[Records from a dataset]
——

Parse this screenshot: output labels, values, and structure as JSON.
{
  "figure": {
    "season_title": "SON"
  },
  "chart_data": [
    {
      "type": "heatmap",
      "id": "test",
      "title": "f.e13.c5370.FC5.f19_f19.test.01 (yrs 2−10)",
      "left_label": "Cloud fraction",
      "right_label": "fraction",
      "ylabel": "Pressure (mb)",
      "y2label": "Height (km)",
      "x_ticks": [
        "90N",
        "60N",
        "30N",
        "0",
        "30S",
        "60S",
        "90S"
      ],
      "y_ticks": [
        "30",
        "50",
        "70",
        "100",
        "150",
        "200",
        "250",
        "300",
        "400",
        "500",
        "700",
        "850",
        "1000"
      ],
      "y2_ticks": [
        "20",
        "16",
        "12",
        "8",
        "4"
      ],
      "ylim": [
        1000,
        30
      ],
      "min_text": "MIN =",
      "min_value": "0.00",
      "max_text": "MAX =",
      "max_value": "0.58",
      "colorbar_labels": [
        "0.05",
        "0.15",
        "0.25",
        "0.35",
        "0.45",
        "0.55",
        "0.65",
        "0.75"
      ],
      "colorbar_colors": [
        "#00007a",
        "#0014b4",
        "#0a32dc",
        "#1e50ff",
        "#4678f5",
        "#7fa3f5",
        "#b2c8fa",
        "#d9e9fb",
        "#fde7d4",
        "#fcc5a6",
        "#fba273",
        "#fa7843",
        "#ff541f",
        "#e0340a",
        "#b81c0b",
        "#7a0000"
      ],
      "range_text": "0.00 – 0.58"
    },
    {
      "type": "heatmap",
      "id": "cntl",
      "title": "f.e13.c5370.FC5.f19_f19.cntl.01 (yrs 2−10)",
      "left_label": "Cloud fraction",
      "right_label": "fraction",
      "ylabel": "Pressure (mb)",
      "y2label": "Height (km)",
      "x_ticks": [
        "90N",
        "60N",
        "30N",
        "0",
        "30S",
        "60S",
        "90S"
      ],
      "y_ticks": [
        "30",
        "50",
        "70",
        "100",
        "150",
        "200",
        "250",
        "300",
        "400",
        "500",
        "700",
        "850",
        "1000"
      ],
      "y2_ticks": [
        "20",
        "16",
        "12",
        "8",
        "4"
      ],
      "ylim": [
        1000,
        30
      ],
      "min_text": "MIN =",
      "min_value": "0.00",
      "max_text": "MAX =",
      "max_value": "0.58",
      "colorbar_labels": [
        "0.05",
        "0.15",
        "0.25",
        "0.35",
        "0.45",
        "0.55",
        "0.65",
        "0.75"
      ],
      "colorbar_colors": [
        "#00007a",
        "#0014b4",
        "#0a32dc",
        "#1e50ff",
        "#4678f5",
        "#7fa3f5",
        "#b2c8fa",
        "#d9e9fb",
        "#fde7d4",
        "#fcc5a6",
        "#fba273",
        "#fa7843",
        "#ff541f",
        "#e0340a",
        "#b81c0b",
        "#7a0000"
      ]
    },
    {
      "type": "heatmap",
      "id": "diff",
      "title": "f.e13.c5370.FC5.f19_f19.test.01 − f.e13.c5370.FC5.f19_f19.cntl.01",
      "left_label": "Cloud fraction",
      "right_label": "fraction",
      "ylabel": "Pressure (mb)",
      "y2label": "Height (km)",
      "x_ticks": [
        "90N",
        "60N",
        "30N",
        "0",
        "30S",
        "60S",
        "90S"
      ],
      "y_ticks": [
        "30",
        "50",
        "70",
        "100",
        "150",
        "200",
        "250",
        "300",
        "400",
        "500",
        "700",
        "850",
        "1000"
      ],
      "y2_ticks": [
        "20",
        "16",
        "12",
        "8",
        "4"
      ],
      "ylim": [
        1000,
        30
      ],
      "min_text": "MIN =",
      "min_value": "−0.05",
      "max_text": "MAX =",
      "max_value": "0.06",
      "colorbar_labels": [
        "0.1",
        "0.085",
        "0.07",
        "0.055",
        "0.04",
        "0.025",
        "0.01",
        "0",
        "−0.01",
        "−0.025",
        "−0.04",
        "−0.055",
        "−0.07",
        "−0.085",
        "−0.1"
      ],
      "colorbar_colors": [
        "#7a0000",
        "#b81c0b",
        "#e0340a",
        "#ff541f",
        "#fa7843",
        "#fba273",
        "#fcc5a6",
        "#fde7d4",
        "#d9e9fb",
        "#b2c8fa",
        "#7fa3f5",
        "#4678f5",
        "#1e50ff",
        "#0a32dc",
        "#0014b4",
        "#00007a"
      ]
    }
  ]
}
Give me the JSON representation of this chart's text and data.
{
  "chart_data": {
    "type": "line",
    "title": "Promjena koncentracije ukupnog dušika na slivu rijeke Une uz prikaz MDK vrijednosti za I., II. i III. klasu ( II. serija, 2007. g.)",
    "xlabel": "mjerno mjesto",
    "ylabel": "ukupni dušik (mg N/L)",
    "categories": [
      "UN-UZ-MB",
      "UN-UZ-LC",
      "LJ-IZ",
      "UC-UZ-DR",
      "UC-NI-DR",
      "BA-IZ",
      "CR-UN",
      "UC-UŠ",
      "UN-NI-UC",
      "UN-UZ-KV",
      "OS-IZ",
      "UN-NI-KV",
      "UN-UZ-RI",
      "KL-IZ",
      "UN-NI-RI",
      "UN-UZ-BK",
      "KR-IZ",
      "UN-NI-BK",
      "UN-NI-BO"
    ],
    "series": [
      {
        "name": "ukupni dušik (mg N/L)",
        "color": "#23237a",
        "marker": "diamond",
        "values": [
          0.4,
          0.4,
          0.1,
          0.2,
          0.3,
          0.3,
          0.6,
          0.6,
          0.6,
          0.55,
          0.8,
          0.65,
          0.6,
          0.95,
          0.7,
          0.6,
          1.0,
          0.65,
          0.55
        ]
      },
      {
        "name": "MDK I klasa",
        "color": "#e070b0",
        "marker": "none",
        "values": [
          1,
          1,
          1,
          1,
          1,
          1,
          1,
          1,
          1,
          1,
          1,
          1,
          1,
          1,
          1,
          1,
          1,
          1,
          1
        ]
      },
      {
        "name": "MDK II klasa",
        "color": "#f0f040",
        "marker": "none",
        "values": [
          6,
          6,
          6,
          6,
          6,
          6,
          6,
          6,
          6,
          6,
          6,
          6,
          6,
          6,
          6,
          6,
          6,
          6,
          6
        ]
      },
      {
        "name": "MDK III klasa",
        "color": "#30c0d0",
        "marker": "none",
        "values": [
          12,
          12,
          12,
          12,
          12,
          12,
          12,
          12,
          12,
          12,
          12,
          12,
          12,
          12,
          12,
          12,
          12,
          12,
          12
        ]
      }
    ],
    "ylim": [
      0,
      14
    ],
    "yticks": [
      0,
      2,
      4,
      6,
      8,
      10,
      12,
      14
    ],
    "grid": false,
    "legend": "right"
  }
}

——

__Task description__. Emit the records above again, exactly, with no line skipped.

__Full response__.
Parse this screenshot: output labels, values, and structure as JSON.
{
  "figure": {
    "season_title": "SON"
  },
  "chart_data": [
    {
      "type": "heatmap",
      "id": "test",
      "title": "f.e13.c5370.FC5.f19_f19.test.01 (yrs 2−10)",
      "left_label": "Cloud fraction",
      "right_label": "fraction",
      "ylabel": "Pressure (mb)",
      "y2label": "Height (km)",
      "x_ticks": [
        "90N",
        "60N",
        "30N",
        "0",
        "30S",
        "60S",
        "90S"
      ],
      "y_ticks": [
        "30",
        "50",
        "70",
        "100",
        "150",
        "200",
        "250",
        "300",
        "400",
        "500",
        "700",
        "850",
        "1000"
      ],
      "y2_ticks": [
        "20",
        "16",
        "12",
        "8",
        "4"
      ],
      "ylim": [
        1000,
        30
      ],
      "min_text": "MIN =",
      "min_value": "0.00",
      "max_text": "MAX =",
      "max_value": "0.58",
      "colorbar_labels": [
        "0.05",
        "0.15",
        "0.25",
        "0.35",
        "0.45",
        "0.55",
        "0.65",
        "0.75"
      ],
      "colorbar_colors": [
        "#00007a",
        "#0014b4",
        "#0a32dc",
        "#1e50ff",
        "#4678f5",
        "#7fa3f5",
        "#b2c8fa",
        "#d9e9fb",
        "#fde7d4",
        "#fcc5a6",
        "#fba273",
        "#fa7843",
        "#ff541f",
        "#e0340a",
        "#b81c0b",
        "#7a0000"
      ],
      "range_text": "0.00 – 0.58"
    },
    {
      "type": "heatmap",
      "id": "cntl",
      "title": "f.e13.c5370.FC5.f19_f19.cntl.01 (yrs 2−10)",
      "left_label": "Cloud fraction",
      "right_label": "fraction",
      "ylabel": "Pressure (mb)",
      "y2label": "Height (km)",
      "x_ticks": [
        "90N",
        "60N",
        "30N",
        "0",
        "30S",
        "60S",
        "90S"
      ],
      "y_ticks": [
        "30",
        "50",
        "70",
        "100",
        "150",
        "200",
        "250",
        "300",
        "400",
        "500",
        "700",
        "850",
        "1000"
      ],
      "y2_ticks": [
        "20",
        "16",
        "12",
        "8",
        "4"
      ],
      "ylim": [
        1000,
        30
      ],
      "min_text": "MIN =",
      "min_value": "0.00",
      "max_text": "MAX =",
      "max_value": "0.58",
      "colorbar_labels": [
        "0.05",
        "0.15",
        "0.25",
        "0.35",
        "0.45",
        "0.55",
        "0.65",
        "0.75"
      ],
      "colorbar_colors": [
        "#00007a",
        "#0014b4",
        "#0a32dc",
        "#1e50ff",
        "#4678f5",
        "#7fa3f5",
        "#b2c8fa",
        "#d9e9fb",
        "#fde7d4",
        "#fcc5a6",
        "#fba273",
        "#fa7843",
        "#ff541f",
        "#e0340a",
        "#b81c0b",
        "#7a0000"
      ]
    },
    {
      "type": "heatmap",
      "id": "diff",
      "title": "f.e13.c5370.FC5.f19_f19.test.01 − f.e13.c5370.FC5.f19_f19.cntl.01",
      "left_label": "Cloud fraction",
      "right_label": "fraction",
      "ylabel": "Pressure (mb)",
      "y2label": "Height (km)",
      "x_ticks": [
        "90N",
        "60N",
        "30N",
        "0",
        "30S",
        "60S",
        "90S"
      ],
      "y_ticks": [
        "30",
        "50",
        "70",
        "100",
        "150",
        "200",
        "250",
        "300",
        "400",
        "500",
        "700",
        "850",
        "1000"
      ],
      "y2_ticks": [
        "20",
        "16",
        "12",
        "8",
        "4"
      ],
      "ylim": [
        1000,
        30
      ],
      "min_text": "MIN =",
      "min_value": "−0.05",
      "max_text": "MAX =",
      "max_value": "0.06",
      "colorbar_labels": [
        "0.1",
        "0.085",
        "0.07",
        "0.055",
        "0.04",
        "0.025",
        "0.01",
        "0",
        "−0.01",
        "−0.025",
        "−0.04",
        "−0.055",
        "−0.07",
        "−0.085",
        "−0.1"
      ],
      "colorbar_colors": [
        "#7a0000",
        "#b81c0b",
        "#e0340a",
        "#ff541f",
        "#fa7843",
        "#fba273",
        "#fcc5a6",
        "#fde7d4",
        "#d9e9fb",
        "#b2c8fa",
        "#7fa3f5",
        "#4678f5",
        "#1e50ff",
        "#0a32dc",
        "#0014b4",
        "#00007a"
      ]
    }
  ]
}
Give me the JSON representation of this chart's text and data.
{
  "chart_data": {
    "type": "line",
    "title": "Promjena koncentracije ukupnog dušika na slivu rijeke Une uz prikaz MDK vrijednosti za I., II. i III. klasu ( II. serija, 2007. g.)",
    "xlabel": "mjerno mjesto",
    "ylabel": "ukupni dušik (mg N/L)",
    "categories": [
      "UN-UZ-MB",
      "UN-UZ-LC",
      "LJ-IZ",
      "UC-UZ-DR",
      "UC-NI-DR",
      "BA-IZ",
      "CR-UN",
      "UC-UŠ",
      "UN-NI-UC",
      "UN-UZ-KV",
      "OS-IZ",
      "UN-NI-KV",
      "UN-UZ-RI",
      "KL-IZ",
      "UN-NI-RI",
      "UN-UZ-BK",
      "KR-IZ",
      "UN-NI-BK",
      "UN-NI-BO"
    ],
    "series": [
      {
        "name": "ukupni dušik (mg N/L)",
        "color": "#23237a",
        "marker": "diamond",
        "values": [
          0.4,
          0.4,
          0.1,
          0.2,
          0.3,
          0.3,
          0.6,
          0.6,
          0.6,
          0.55,
          0.8,
          0.65,
          0.6,
          0.95,
          0.7,
          0.6,
          1.0,
          0.65,
          0.55
        ]
      },
      {
        "name": "MDK I klasa",
        "color": "#e070b0",
        "marker": "none",
        "values": [
          1,
          1,
          1,
          1,
          1,
          1,
          1,
          1,
          1,
          1,
          1,
          1,
          1,
          1,
          1,
          1,
          1,
          1,
          1
        ]
      },
      {
        "name": "MDK II klasa",
        "color": "#f0f040",
        "marker": "none",
        "values": [
          6,
          6,
          6,
          6,
          6,
          6,
          6,
          6,
          6,
          6,
          6,
          6,
          6,
          6,
          6,
          6,
          6,
          6,
          6
        ]
      },
      {
        "name": "MDK III klasa",
        "color": "#30c0d0",
        "marker": "none",
        "values": [
          12,
          12,
          12,
          12,
          12,
          12,
          12,
          12,
          12,
          12,
          12,
          12,
          12,
          12,
          12,
          12,
          12,
          12,
          12
        ]
      }
    ],
    "ylim": [
      0,
      14
    ],
    "yticks": [
      0,
      2,
      4,
      6,
      8,
      10,
      12,
      14
    ],
    "grid": false,
    "legend": "right"
  }
}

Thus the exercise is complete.